Could you reproduce every line of the material below, word for word and in the same order?

__EXTRACTED RECORDS__.
========================================

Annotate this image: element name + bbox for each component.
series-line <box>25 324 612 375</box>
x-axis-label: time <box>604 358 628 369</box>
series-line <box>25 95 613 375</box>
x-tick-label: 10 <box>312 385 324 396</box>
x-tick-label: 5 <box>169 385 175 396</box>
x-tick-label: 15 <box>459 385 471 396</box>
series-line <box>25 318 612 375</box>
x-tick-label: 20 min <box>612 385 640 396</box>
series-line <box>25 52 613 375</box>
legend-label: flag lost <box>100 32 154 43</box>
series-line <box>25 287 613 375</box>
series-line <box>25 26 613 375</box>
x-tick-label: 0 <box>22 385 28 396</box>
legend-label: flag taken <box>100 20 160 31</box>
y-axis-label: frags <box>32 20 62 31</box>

========================================

__RESULT OF THIS EXERCISE__.
Annotate this image: element name + bbox for each component.
series-line <box>25 324 612 375</box>
x-axis-label: time <box>604 358 628 369</box>
series-line <box>25 95 613 375</box>
x-tick-label: 10 <box>312 385 324 396</box>
x-tick-label: 5 <box>169 385 175 396</box>
x-tick-label: 15 <box>459 385 471 396</box>
series-line <box>25 318 612 375</box>
x-tick-label: 20 min <box>612 385 640 396</box>
series-line <box>25 52 613 375</box>
legend-label: flag lost <box>100 32 154 43</box>
series-line <box>25 287 613 375</box>
series-line <box>25 26 613 375</box>
x-tick-label: 0 <box>22 385 28 396</box>
legend-label: flag taken <box>100 20 160 31</box>
y-axis-label: frags <box>32 20 62 31</box>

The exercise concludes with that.